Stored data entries

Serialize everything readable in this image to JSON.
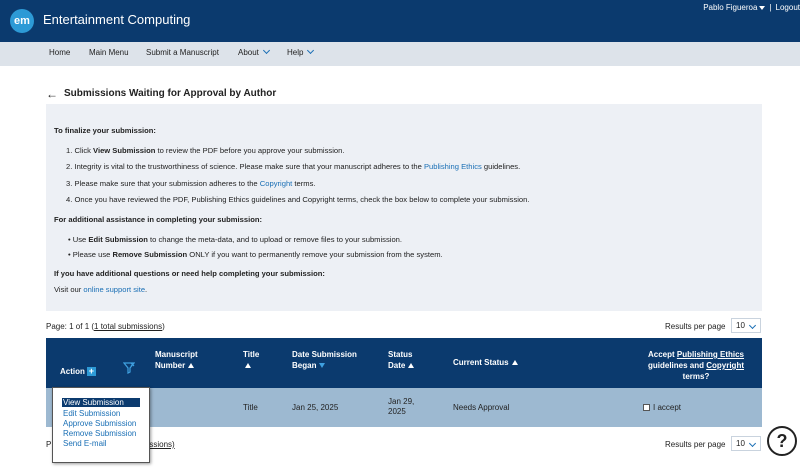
{
  "header": {
    "logo": "em",
    "journal_title": "Entertainment Computing",
    "user_name": "Pablo Figueroa",
    "logout": "Logout"
  },
  "nav": {
    "home": "Home",
    "main_menu": "Main Menu",
    "submit": "Submit a Manuscript",
    "about": "About",
    "help": "Help"
  },
  "page": {
    "back_arrow": "←",
    "title": "Submissions Waiting for Approval by Author"
  },
  "instructions": {
    "finalize_heading": "To finalize your submission:",
    "step1_num": "1.",
    "step1_pre": "Click ",
    "step1_bold": "View Submission",
    "step1_post": " to review the PDF before you approve your submission.",
    "step2_num": "2.",
    "step2_pre": "Integrity is vital to the trustworthiness of science. Please make sure that your manuscript adheres to the ",
    "step2_link": "Publishing Ethics",
    "step2_post": " guidelines.",
    "step3_num": "3.",
    "step3_pre": "Please make sure that your submission adheres to the ",
    "step3_link": "Copyright",
    "step3_post": " terms.",
    "step4_num": "4.",
    "step4": "Once you have reviewed the PDF, Publishing Ethics guidelines and Copyright terms, check the box below to complete your submission.",
    "assist_heading": "For additional assistance in completing your submission:",
    "bullet1_pre": "Use ",
    "bullet1_bold": "Edit Submission",
    "bullet1_post": " to change the meta-data, and to upload or remove files to your submission.",
    "bullet2_pre": "Please use ",
    "bullet2_bold": "Remove Submission",
    "bullet2_post": " ONLY if you want to permanently remove your submission from the system.",
    "questions_heading": "If you have additional questions or need help completing your submission:",
    "visit_pre": "Visit our ",
    "visit_link": "online support site",
    "visit_post": "."
  },
  "paging": {
    "page_info_pre": "Page: 1 of 1 (",
    "page_info_link": "1 total submissions",
    "page_info_post": ")",
    "bottom_prefix": "P",
    "bottom_suffix": "ssions)",
    "rpp_label": "Results per page",
    "rpp_value": "10"
  },
  "table": {
    "headers": {
      "action": "Action",
      "manuscript_number_1": "Manuscript",
      "manuscript_number_2": "Number",
      "title": "Title",
      "date_began_1": "Date Submission",
      "date_began_2": "Began",
      "status_date_1": "Status",
      "status_date_2": "Date",
      "current_status": "Current Status",
      "accept_1": "Accept ",
      "accept_link1": "Publishing Ethics",
      "accept_2": "guidelines and ",
      "accept_link2": "Copyright",
      "accept_3": "terms?"
    },
    "rows": [
      {
        "title": "Title",
        "date_began": "Jan 25, 2025",
        "status_date_1": "Jan 29,",
        "status_date_2": "2025",
        "current_status": "Needs Approval",
        "accept_label": "I accept"
      }
    ]
  },
  "action_menu": {
    "items": [
      "View Submission",
      "Edit Submission",
      "Approve Submission",
      "Remove Submission",
      "Send E-mail"
    ]
  },
  "help_button": "?",
  "colors": {
    "header_bg": "#0b3a6e",
    "nav_bg": "#dde3ea",
    "panel_bg": "#edf0f5",
    "row_bg": "#9db9d1",
    "link": "#1a6fb5"
  }
}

## Instructions to follow
Pictures in the records must not appear in the copy; transcribe everything else precisely.

## The reply
Serialize everything readable in this image to JSON.
{
  "header": {
    "logo": "em",
    "journal_title": "Entertainment Computing",
    "user_name": "Pablo Figueroa",
    "logout": "Logout"
  },
  "nav": {
    "home": "Home",
    "main_menu": "Main Menu",
    "submit": "Submit a Manuscript",
    "about": "About",
    "help": "Help"
  },
  "page": {
    "back_arrow": "←",
    "title": "Submissions Waiting for Approval by Author"
  },
  "instructions": {
    "finalize_heading": "To finalize your submission:",
    "step1_num": "1.",
    "step1_pre": "Click ",
    "step1_bold": "View Submission",
    "step1_post": " to review the PDF before you approve your submission.",
    "step2_num": "2.",
    "step2_pre": "Integrity is vital to the trustworthiness of science. Please make sure that your manuscript adheres to the ",
    "step2_link": "Publishing Ethics",
    "step2_post": " guidelines.",
    "step3_num": "3.",
    "step3_pre": "Please make sure that your submission adheres to the ",
    "step3_link": "Copyright",
    "step3_post": " terms.",
    "step4_num": "4.",
    "step4": "Once you have reviewed the PDF, Publishing Ethics guidelines and Copyright terms, check the box below to complete your submission.",
    "assist_heading": "For additional assistance in completing your submission:",
    "bullet1_pre": "Use ",
    "bullet1_bold": "Edit Submission",
    "bullet1_post": " to change the meta-data, and to upload or remove files to your submission.",
    "bullet2_pre": "Please use ",
    "bullet2_bold": "Remove Submission",
    "bullet2_post": " ONLY if you want to permanently remove your submission from the system.",
    "questions_heading": "If you have additional questions or need help completing your submission:",
    "visit_pre": "Visit our ",
    "visit_link": "online support site",
    "visit_post": "."
  },
  "paging": {
    "page_info_pre": "Page: 1 of 1 (",
    "page_info_link": "1 total submissions",
    "page_info_post": ")",
    "bottom_prefix": "P",
    "bottom_suffix": "ssions)",
    "rpp_label": "Results per page",
    "rpp_value": "10"
  },
  "table": {
    "headers": {
      "action": "Action",
      "manuscript_number_1": "Manuscript",
      "manuscript_number_2": "Number",
      "title": "Title",
      "date_began_1": "Date Submission",
      "date_began_2": "Began",
      "status_date_1": "Status",
      "status_date_2": "Date",
      "current_status": "Current Status",
      "accept_1": "Accept ",
      "accept_link1": "Publishing Ethics",
      "accept_2": "guidelines and ",
      "accept_link2": "Copyright",
      "accept_3": "terms?"
    },
    "rows": [
      {
        "title": "Title",
        "date_began": "Jan 25, 2025",
        "status_date_1": "Jan 29,",
        "status_date_2": "2025",
        "current_status": "Needs Approval",
        "accept_label": "I accept"
      }
    ]
  },
  "action_menu": {
    "items": [
      "View Submission",
      "Edit Submission",
      "Approve Submission",
      "Remove Submission",
      "Send E-mail"
    ]
  },
  "help_button": "?",
  "colors": {
    "header_bg": "#0b3a6e",
    "nav_bg": "#dde3ea",
    "panel_bg": "#edf0f5",
    "row_bg": "#9db9d1",
    "link": "#1a6fb5"
  }
}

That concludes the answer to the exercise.